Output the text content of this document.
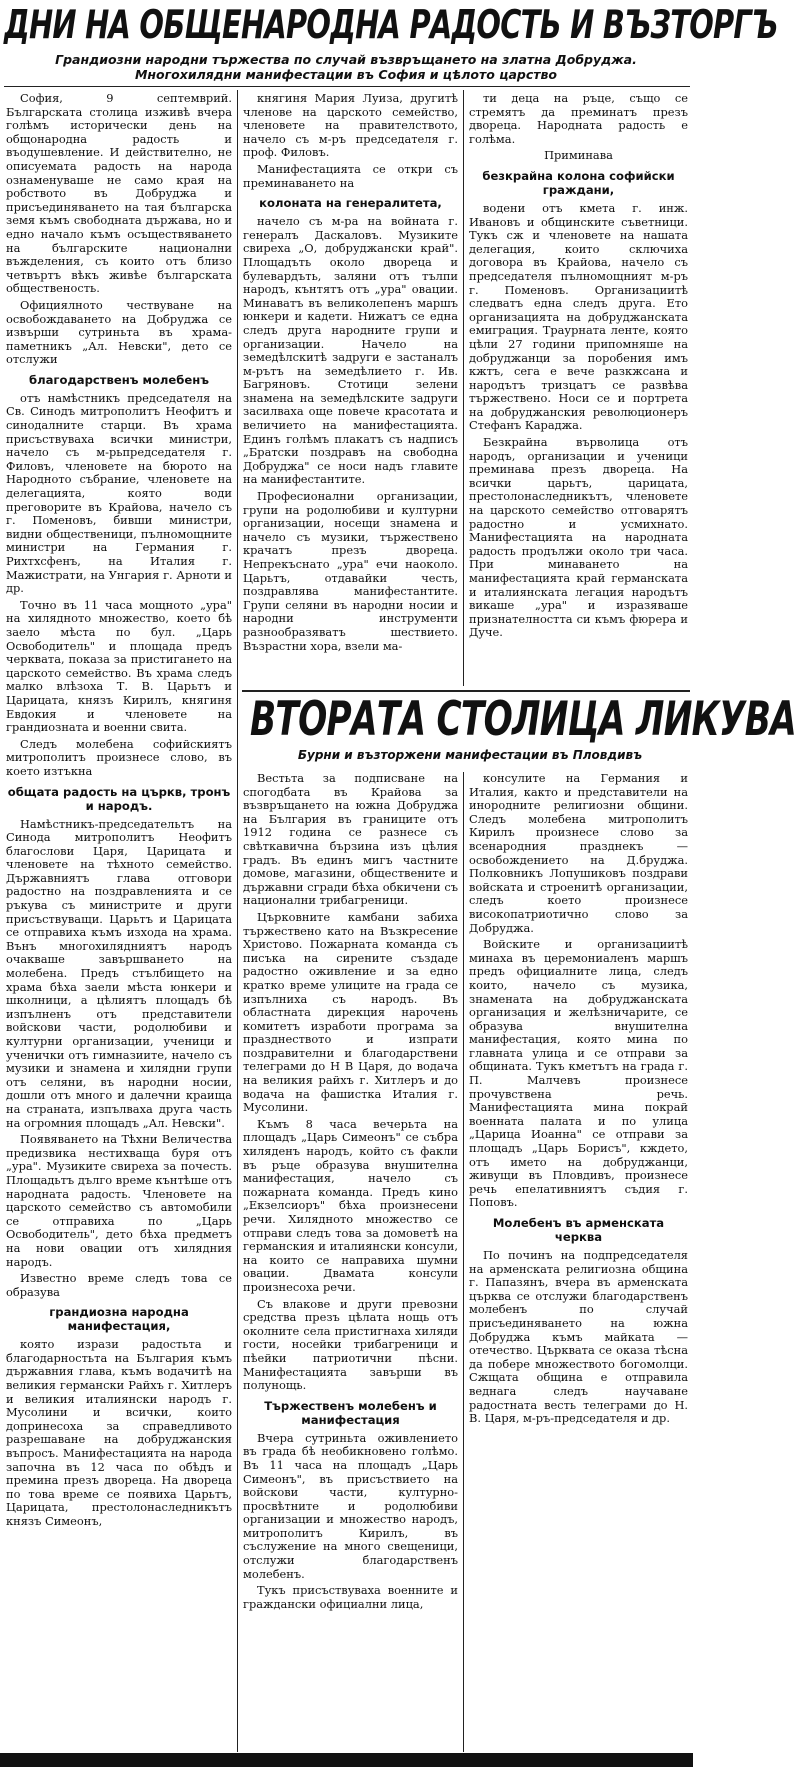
ДНИ НА ОБЩЕНАРОДНА РАДОСТЬ И ВЪЗТОРГЪ
Грандиозни народни тържества по случай възвръщането на златна Добруджа. Многохилядни манифестации въ София и цѣлото царство

София, 9 септемврий. Българската столица изживѣ вчера голѣмъ исторически день на общонародна радость и въодушевление. И действително, не описуемата радость на народа ознаменуваше не само края на робството въ Добруджа и присъединяването на тая българска земя къмъ свободната държава, но и едно начало къмъ осъществяването на българските национални въжделения, съ които отъ близо четвъртъ вѣкъ живѣе българската общественость.

Официялното чествуване на освобождаването на Добруджа се извърши сутриньта въ храма-паметникъ „Ал. Невски", дето се отслужи

благодарственъ молебенъ

отъ намѣстникъ председателя на Св. Синодъ митрополитъ Неофитъ и синодалните старци. Въ храма присъствуваха всички министри, начело съ м-рьпредседателя г. Филовъ, членовете на бюрото на Народното събрание, членовете на делегацията, която води преговорите въ Крайова, начело съ г. Поменовъ, бивши министри, видни общественици, пълномощните министри на Германия г. Рихтхсфенъ, на Италия г. Мажистрати, на Унгария г. Арноти и др.

Точно въ 11 часа мощното „ура" на хилядното множество, което бѣ заело мѣста по бул. „Царь Освободитель" и площада предъ черквата, показа за пристигането на царското семейство. Въ храма следъ малко влѣзоха Т. В. Царьтъ и Царицата, князъ Кирилъ, княгиня Евдокия и членовете на грандиозната и военни свита.

Следъ молебена софийскиятъ митрополитъ произнесе слово, въ което изтъкна

общата радость на църкв, тронъ и народъ.

Намѣстникъ-председательтъ на Синода митрополитъ Неофитъ благослови Царя, Царицата и членовете на тѣхното семейство. Държавниятъ глава отговори радостно на поздравленията и се ръкува съ министрите и други присъствуващи. Царьтъ и Царицата се отправиха къмъ изхода на храма. Вънъ многохилядниятъ народъ очакваше завършването на молебена. Предъ стълбището на храма бѣха заели мѣста юнкери и школници, а цѣлиятъ площадъ бѣ изпълненъ отъ представители войскови части, родолюбиви и културни организации, ученици и ученички отъ гимназиите, начело съ музики и знамена и хилядни групи отъ селяни, въ народни носии, дошли отъ много и далечни краища на страната, изпълваха друга часть на огромния площадъ „Ал. Невски".

Появяването на Тѣхни Величества предизвика нестихваща буря отъ „ура". Музиките свиреха за почесть. Площадьтъ дълго време кънтѣше отъ народната радость. Членовете на царското семейство съ автомобили се отправиха по „Царь Освободитель", дето бѣха предметъ на нови овации отъ хилядния народъ.

Известно време следъ това се образува

грандиозна народна манифестация,

която изрази радостьта и благодарностьта на България къмъ държавния глава, къмъ водачитѣ на великия германски Райхъ г. Хитлеръ и великия италиянски народъ г. Мусолини и всички, които допринесоха за справедливото разрешаване на добруджанския въпросъ. Манифестацията на народа започна въ 12 часа по обѣдъ и премина презъ двореца. На двореца по това време се появиха Царьтъ, Царицата, престолонаследникътъ князъ Симеонъ,

княгиня Мария Луиза, другитѣ членове на царското семейство, членовете на правителството, начело съ м-ръ председателя г. проф. Филовъ.

Манифестацията се откри съ преминаването на

колоната на генералитета,

начело съ м-ра на войната г. генералъ Даскаловъ. Музиките свиреха „О, добруджански край". Площадъть около двореца и булевардъть, заляни отъ тълпи народъ, кънтятъ отъ „ура" овации. Минаватъ въ великолепенъ маршъ юнкери и кадети. Нижатъ се една следъ друга народните групи и организации. Начело на земедѣлскитѣ задруги е застаналъ м-рътъ на земедѣлието г. Ив. Багряновъ. Стотици зелени знамена на земедѣлските задруги засилваха още повече красотата и величието на манифестацията. Единъ голѣмъ плакатъ съ надписъ „Братски поздравъ на свободна Добруджа" се носи надъ главите на манифестантите.

Професионални организации, групи на родолюбиви и културни организации, носещи знамена и начело съ музики, тържествено крачатъ презъ двореца. Непрекъснато „ура" ечи наоколо. Царьтъ, отдавайки честь, поздравлява манифестантите. Групи селяни въ народни носии и народни инструменти разнообразяватъ шествието. Възрастни хора, взели ма-

ти деца на ръце, също се стремятъ да преминатъ презъ двореца. Народната радость е голѣма.

Приминава

безкрайна колона софийски граждани,

водени отъ кмета г. инж. Ивановъ и общинските съветници. Тукъ сж и членовете на нашата делегация, които сключиха договора въ Крайова, начело съ председателя пълномощният м-ръ г. Поменовъ. Организациитѣ следватъ една следъ друга. Ето организацията на добруджанската емиграция. Траурната ленте, която цѣли 27 години припомняше на добруджанци за поробения имъ кжтъ, сега е вече разкжсана и народътъ тризцатъ се развѣва тържествено. Носи се и портрета на добруджанския революционеръ Стефанъ Караджа.

Безкрайна върволица отъ народъ, организации и ученици преминава презъ двореца. На всички царьтъ, царицата, престолонаследникътъ, членовете на царското семейство отговарятъ радостно и усмихнато. Манифестацията на народната радость продължи около три часа. При минаването на манифестацията край германската и италиянската легация народътъ викаше „ура" и изразяваше признателността си къмъ фюрера и Дуче.

ВТОРАТА СТОЛИЦА ЛИКУВА
Бурни и възторжени манифестации въ Пловдивъ

Вестьта за подписване на спогодбата въ Крайова за възвръщането на южна Добруджа на България въ границите отъ 1912 година се разнесе съ свѣткавична бързина изъ цѣлия градъ. Въ единъ мигъ частните домове, магазини, обществените и държавни сгради бѣха обкичени съ национални трибагреници.

Църковните камбани забиха тържествено като на Възкресение Христово. Пожарната команда съ писъка на сирените създаде радостно оживление и за едно кратко време улиците на града се изпълниха съ народъ. Въ областната дирекция нарочень комитетъ изработи програма за празднеството и изпрати поздравителни и благодарствени телеграми до Н В Царя, до водача на великия райхъ г. Хитлеръ и до водача на фашистка Италия г. Мусолини.

Къмъ 8 часа вечерьта на площадъ „Царь Симеонъ" се събра хиляденъ народъ, който съ факли въ ръце образува внушителна манифестация, начело съ пожарната команда. Предъ кино „Екзелсиоръ" бѣха произнесени речи. Хилядното множество се отправи следъ това за домоветѣ на германския и италиянски консули, на които се направиха шумни овации. Двамата консули произнесоха речи.

Съ влакове и други превозни средства презъ цѣлата нощь отъ околните села пристигнаха хиляди гости, носейки трибагреници и пѣейки патриотични пѣсни. Манифестацията завърши въ полунощь.

Тържественъ молебенъ и манифестация

Вчера сутриньта оживлението въ града бѣ необикновено голѣмо. Въ 11 часа на площадъ „Царь Симеонъ", въ присъствието на войскови части, културно-просвѣтните и родолюбиви организации и множество народъ, митрополитъ Кирилъ, въ съслужение на много свещеници, отслужи благодарственъ молебенъ.

Тукъ присъствуваха военните и граждански официални лица,

консулите на Германия и Италия, както и представители на инородните религиозни общини. Следъ молебена митрополитъ Кирилъ произнесе слово за всенародния празднекъ — освобождението на Д.бруджа. Полковникъ Лопушиковъ поздрави войската и строенитѣ организации, следъ което произнесе високопатриотично слово за Добруджа.

Войските и организациитѣ минаха въ церемониаленъ маршъ предъ официалните лица, следъ които, начело съ музика, знамената на добруджанската организация и желѣзничарите, се образува внушителна манифестация, която мина по главната улица и се отправи за общината. Тукъ кметътъ на града г. П. Малчевъ произнесе прочувствена речь. Манифестацията мина покрай военната палата и по улица „Царица Иоанна" се отправи за площадъ „Царь Борисъ", кждето, отъ името на добруджанци, живущи въ Пловдивъ, произнесе речь епелативниятъ съдия г. Поповъ.

Молебенъ въ арменската черква

По починъ на подпредседателя на арменската религиозна община г. Папазянъ, вчера въ арменската църква се отслужи благодарственъ молебенъ по случай присъединяването на южна Добруджа къмъ майката — отечество. Църквата се оказа тѣсна да побере множеството богомолци. Сжщата община е отправила веднага следъ научаване радостната весть телеграми до Н. В. Царя, м-ръ-председателя и др.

• WHAT THE TASK ASKS
Your task is to list each line of the records with the word "България".

• RIGHT ANSWER
която изрази радостьта и благодарностьта на България къмъ държавния глава, къмъ водачитѣ на великия германски Райхъ г. Хитлеръ и великия италиянски народъ г. Мусолини и всички, които допринесоха за справедливото разрешаване на добруджанския въпросъ. Манифестацията на народа започна въ 12 часа по обѣдъ и премина презъ двореца. На двореца по това време се появиха Царьтъ, Царицата, престолонаследникътъ князъ Симеонъ,
Вестьта за подписване на спогодбата въ Крайова за възвръщането на южна Добруджа на България въ границите отъ 1912 година се разнесе съ свѣткавична бързина изъ цѣлия градъ. Въ единъ мигъ частните домове, магазини, обществените и държавни сгради бѣха обкичени съ национални трибагреници.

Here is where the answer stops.